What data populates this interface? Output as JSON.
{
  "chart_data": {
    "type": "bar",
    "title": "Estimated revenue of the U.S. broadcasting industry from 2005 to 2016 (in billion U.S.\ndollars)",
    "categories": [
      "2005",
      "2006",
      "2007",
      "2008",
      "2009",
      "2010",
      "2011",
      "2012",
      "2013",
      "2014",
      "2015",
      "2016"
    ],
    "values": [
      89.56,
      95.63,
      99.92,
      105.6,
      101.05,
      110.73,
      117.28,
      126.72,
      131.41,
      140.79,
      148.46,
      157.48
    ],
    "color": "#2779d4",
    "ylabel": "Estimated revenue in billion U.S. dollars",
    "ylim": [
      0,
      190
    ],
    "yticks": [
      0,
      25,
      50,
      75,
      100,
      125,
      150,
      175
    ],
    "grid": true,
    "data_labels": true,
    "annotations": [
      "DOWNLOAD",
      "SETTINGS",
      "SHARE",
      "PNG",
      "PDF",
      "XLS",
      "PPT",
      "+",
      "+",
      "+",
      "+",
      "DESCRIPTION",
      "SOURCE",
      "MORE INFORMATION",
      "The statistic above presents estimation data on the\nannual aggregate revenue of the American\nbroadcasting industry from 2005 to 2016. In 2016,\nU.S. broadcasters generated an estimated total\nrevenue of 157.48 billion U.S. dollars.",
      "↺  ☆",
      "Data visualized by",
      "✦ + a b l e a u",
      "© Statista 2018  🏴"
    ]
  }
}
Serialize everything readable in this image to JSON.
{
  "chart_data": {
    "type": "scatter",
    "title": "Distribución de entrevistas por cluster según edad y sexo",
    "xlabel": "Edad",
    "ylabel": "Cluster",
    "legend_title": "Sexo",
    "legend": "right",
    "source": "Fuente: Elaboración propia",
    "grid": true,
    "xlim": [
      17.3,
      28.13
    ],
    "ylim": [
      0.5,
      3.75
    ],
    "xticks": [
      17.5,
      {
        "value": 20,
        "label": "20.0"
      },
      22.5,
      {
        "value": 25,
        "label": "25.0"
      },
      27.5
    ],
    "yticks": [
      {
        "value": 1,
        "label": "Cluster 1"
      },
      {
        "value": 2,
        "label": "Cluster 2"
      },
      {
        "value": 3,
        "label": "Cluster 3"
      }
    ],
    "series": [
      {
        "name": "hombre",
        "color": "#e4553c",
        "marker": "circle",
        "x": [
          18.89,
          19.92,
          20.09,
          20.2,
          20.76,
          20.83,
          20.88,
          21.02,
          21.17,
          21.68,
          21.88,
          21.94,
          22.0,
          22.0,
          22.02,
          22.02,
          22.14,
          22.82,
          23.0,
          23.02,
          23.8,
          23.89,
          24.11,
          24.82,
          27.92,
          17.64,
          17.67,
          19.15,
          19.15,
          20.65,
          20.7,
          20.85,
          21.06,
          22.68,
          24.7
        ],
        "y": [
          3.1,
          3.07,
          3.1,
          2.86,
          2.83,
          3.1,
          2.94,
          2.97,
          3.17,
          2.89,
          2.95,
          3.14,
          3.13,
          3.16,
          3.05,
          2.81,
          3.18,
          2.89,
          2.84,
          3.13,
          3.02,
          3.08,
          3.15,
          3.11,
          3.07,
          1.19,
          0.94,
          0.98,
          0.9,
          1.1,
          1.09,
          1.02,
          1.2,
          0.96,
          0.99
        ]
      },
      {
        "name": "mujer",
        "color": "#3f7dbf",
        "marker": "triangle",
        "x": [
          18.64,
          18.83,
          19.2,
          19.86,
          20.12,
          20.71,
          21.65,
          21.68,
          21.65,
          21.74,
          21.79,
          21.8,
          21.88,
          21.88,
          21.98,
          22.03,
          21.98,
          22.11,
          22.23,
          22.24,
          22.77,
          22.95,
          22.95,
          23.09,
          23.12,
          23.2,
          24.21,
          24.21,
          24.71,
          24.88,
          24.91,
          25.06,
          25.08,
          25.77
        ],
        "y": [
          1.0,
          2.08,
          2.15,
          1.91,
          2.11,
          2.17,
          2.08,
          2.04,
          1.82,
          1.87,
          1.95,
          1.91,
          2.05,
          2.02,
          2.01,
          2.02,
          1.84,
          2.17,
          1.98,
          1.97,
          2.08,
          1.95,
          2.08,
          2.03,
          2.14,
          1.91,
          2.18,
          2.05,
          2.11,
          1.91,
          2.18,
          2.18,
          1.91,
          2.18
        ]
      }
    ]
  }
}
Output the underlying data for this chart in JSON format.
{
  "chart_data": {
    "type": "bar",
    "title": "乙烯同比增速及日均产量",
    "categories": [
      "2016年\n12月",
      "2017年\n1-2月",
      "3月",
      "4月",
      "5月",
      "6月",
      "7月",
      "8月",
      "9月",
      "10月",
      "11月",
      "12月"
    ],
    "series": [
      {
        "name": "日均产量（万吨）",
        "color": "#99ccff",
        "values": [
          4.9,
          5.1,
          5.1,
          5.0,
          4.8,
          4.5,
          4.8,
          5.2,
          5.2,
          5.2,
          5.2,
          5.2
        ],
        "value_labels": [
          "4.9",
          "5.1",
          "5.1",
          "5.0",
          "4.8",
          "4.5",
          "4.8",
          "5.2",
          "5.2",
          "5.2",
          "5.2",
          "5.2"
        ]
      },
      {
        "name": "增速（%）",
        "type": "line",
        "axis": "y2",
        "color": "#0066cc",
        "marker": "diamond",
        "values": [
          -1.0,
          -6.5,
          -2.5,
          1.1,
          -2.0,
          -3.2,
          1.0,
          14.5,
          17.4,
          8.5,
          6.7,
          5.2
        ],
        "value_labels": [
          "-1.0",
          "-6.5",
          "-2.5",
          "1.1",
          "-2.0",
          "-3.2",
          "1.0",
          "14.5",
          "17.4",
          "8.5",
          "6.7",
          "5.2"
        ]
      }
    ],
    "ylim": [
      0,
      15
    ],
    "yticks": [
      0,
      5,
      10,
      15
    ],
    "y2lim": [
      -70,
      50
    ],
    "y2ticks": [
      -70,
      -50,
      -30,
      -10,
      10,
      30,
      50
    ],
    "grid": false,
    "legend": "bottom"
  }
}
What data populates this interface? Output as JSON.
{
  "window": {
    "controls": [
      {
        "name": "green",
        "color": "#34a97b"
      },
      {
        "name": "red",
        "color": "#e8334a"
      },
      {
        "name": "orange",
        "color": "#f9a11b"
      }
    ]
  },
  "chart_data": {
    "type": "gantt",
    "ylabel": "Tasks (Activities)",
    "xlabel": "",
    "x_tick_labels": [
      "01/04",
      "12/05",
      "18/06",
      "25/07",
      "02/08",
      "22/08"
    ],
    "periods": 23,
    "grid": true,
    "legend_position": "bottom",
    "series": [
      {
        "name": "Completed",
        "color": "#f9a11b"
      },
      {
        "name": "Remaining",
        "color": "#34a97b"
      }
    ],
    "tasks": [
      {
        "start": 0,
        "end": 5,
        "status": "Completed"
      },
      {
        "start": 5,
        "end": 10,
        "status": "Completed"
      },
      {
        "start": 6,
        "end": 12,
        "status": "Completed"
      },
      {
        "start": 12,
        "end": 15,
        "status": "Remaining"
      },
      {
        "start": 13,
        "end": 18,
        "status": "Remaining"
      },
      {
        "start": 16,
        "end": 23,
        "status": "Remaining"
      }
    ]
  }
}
┄┄┄┄┄┄┄┄┄┄┄┄┄┄┄┄┄┄┄┄
▶ _Instructions for the task_
In the lines above, locate the string "color". Copy every line where it occurs.

▶ _Result_
    "color": "#2779d4",
        "color": "#e4553c",
        "color": "#3f7dbf",
        "color": "#99ccff",
        "color": "#0066cc",
        "color": "#34a97b"
        "color": "#e8334a"
        "color": "#f9a11b"
        "color": "#f9a11b"
        "color": "#34a97b"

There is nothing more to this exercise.